TASK GOAL: Find the lines with the string "手动调整" and return them.

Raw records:
+ + + +
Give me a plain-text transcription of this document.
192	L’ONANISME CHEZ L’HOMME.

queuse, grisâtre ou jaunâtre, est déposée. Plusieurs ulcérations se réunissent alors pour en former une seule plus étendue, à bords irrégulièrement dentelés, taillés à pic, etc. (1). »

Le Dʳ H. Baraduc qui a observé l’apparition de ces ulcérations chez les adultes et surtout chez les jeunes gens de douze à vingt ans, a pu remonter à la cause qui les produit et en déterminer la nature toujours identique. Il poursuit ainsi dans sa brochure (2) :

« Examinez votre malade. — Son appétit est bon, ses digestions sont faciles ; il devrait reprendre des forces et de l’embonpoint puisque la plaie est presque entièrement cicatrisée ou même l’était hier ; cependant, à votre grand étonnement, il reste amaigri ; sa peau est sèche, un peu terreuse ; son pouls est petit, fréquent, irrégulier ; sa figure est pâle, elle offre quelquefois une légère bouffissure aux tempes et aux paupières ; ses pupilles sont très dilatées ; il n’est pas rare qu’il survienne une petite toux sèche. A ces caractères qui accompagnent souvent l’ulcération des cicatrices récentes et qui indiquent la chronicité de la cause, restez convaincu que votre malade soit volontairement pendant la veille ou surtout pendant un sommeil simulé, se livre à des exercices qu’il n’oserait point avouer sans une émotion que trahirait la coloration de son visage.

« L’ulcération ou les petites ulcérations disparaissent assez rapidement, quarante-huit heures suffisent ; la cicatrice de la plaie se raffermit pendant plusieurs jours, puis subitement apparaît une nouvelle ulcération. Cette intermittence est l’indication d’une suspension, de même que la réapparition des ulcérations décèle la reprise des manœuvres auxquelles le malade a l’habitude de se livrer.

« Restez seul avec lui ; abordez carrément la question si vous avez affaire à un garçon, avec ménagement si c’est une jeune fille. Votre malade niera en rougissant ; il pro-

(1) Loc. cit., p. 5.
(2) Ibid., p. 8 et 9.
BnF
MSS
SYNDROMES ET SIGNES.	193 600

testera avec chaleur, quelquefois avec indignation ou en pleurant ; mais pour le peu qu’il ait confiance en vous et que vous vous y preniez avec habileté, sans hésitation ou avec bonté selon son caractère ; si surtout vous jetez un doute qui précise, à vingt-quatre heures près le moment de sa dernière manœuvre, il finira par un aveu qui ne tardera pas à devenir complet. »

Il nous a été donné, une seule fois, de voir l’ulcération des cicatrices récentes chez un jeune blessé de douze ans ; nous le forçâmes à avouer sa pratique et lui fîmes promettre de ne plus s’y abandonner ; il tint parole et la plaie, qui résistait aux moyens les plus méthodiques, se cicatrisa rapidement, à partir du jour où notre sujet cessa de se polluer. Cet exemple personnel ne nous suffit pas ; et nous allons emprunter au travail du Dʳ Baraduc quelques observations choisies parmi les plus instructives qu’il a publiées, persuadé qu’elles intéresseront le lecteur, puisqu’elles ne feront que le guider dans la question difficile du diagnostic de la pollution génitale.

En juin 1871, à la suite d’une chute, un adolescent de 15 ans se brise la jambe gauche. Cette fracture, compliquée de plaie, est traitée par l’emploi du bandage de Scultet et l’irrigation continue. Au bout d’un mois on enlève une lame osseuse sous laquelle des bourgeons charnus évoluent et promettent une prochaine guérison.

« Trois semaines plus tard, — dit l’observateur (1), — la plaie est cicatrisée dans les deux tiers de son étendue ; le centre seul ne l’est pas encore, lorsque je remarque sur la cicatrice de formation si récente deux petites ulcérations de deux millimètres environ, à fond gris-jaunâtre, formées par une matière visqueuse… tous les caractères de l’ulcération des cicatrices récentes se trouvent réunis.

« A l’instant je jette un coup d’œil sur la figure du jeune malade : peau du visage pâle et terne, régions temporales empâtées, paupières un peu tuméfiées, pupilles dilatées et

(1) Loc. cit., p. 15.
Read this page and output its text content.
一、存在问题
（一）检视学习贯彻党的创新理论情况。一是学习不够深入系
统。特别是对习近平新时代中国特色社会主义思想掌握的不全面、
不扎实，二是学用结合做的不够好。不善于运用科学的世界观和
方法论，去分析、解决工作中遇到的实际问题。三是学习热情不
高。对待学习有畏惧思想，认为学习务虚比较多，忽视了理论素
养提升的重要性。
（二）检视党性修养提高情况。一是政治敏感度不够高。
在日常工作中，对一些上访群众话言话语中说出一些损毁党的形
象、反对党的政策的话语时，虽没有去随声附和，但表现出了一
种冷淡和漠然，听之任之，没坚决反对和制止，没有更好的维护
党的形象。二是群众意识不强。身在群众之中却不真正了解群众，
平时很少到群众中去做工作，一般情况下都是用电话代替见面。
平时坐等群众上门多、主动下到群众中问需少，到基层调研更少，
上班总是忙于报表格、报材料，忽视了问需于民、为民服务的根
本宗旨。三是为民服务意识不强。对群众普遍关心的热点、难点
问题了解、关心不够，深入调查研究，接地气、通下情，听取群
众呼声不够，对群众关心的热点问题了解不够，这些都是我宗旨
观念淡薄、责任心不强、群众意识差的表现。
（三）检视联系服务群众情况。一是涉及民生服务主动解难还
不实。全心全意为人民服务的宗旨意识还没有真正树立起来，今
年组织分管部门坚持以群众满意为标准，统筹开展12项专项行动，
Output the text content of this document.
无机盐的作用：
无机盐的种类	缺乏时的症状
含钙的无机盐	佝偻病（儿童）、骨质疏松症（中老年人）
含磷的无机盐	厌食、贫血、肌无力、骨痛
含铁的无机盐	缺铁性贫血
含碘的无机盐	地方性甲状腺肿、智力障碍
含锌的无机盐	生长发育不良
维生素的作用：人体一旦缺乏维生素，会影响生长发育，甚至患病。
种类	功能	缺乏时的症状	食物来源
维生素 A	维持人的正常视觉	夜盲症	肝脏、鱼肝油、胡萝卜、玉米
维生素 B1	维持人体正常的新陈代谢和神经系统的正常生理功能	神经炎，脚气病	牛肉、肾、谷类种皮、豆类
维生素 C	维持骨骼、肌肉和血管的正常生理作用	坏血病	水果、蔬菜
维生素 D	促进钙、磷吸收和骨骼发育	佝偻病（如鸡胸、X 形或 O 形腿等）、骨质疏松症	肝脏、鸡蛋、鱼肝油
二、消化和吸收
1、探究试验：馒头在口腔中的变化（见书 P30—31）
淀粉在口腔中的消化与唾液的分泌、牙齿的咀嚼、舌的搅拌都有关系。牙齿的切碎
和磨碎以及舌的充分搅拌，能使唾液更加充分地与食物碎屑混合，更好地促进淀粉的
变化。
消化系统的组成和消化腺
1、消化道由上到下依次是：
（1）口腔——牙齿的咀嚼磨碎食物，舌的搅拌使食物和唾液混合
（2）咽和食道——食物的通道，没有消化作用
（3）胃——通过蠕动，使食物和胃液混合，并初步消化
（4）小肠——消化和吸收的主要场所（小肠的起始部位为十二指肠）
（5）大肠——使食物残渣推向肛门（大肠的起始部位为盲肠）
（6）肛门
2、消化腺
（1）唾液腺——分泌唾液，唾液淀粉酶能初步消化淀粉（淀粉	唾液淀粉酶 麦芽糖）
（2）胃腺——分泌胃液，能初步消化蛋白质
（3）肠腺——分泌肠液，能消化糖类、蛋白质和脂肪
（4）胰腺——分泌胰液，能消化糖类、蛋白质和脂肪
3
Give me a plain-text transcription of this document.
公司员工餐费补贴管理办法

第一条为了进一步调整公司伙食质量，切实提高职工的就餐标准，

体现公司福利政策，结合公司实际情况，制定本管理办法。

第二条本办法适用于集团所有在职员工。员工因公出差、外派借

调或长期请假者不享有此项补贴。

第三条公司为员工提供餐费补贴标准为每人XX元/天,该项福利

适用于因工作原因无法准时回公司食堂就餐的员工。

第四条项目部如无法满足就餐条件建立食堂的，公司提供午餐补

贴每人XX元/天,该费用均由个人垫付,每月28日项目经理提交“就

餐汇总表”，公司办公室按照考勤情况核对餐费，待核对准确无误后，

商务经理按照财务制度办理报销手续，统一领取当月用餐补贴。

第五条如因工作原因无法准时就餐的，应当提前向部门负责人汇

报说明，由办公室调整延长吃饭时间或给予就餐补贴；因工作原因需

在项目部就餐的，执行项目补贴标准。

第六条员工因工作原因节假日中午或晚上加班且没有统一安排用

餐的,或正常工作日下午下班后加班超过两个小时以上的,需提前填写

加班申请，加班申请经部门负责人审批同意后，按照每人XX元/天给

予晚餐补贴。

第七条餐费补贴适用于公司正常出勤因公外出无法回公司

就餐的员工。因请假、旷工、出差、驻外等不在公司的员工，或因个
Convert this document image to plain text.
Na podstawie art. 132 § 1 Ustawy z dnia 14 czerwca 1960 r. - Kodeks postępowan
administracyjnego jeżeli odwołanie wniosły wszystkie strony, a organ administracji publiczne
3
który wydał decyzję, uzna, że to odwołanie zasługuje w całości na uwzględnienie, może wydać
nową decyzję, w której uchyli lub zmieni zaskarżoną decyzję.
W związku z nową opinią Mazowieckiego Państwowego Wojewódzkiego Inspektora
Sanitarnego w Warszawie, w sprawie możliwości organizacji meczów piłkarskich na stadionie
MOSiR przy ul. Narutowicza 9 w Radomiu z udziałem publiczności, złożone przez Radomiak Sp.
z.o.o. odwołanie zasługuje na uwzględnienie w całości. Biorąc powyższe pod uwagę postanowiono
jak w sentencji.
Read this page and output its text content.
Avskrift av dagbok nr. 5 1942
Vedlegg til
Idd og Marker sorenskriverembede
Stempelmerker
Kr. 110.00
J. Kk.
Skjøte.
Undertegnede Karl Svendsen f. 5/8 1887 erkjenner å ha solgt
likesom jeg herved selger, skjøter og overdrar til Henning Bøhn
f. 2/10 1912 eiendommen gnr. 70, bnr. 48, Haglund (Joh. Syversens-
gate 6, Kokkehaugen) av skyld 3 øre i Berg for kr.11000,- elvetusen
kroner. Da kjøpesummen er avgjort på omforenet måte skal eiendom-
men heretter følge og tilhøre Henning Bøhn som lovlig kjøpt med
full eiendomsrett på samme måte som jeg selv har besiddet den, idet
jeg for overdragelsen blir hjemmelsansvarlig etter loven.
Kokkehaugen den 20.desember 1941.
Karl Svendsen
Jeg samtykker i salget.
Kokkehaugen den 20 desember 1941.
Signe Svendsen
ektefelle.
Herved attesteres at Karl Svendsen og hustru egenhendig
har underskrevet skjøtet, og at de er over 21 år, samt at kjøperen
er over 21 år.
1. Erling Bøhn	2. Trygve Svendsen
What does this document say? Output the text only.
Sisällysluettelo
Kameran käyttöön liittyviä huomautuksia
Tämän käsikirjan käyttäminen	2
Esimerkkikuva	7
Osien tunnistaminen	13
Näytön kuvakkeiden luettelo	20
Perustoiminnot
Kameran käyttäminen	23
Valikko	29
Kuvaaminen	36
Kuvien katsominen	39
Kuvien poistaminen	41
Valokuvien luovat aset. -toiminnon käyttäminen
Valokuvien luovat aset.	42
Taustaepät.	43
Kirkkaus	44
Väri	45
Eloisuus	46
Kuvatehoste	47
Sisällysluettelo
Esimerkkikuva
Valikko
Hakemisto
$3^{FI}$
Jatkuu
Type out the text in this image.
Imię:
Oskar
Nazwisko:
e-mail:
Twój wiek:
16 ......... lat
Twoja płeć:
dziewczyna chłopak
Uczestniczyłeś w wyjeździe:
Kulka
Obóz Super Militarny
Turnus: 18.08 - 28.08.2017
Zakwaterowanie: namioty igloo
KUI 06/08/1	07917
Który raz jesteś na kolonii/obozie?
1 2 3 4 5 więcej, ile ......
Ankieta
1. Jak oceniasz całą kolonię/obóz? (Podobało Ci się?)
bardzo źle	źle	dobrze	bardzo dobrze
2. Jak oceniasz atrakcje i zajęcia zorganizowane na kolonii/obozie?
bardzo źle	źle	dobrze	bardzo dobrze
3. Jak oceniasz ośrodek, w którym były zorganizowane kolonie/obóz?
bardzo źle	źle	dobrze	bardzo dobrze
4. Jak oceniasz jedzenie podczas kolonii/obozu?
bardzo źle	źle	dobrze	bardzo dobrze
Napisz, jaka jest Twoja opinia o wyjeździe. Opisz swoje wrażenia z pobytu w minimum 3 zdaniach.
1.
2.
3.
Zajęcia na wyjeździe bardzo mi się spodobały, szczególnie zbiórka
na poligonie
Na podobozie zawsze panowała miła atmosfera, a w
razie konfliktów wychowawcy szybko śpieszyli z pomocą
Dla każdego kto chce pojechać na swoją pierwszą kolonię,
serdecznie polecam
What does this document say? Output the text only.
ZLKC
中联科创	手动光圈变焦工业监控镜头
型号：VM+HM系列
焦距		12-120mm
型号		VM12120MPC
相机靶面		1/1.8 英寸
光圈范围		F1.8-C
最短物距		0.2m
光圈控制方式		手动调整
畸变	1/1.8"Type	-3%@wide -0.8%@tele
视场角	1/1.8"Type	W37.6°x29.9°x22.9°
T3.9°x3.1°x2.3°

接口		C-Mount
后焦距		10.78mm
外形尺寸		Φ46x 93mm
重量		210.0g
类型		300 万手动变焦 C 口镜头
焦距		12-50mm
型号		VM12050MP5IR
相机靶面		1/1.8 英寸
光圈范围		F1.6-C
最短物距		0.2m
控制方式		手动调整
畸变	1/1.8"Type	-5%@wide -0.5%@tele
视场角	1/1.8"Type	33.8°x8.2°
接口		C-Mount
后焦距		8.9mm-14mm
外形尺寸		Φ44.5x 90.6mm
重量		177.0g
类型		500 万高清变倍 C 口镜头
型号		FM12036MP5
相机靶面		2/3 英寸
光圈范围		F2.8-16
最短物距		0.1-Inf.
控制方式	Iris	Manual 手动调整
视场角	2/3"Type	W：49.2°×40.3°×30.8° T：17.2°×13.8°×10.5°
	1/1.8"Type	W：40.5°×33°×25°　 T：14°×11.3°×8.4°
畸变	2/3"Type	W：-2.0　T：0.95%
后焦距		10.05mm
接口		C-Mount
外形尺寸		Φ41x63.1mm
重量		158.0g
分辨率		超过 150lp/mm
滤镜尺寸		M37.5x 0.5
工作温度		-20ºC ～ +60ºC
+ + + +
WRITTEN RESPONSE:
光圈控制方式		手动调整
控制方式		手动调整
控制方式	Iris	Manual 手动调整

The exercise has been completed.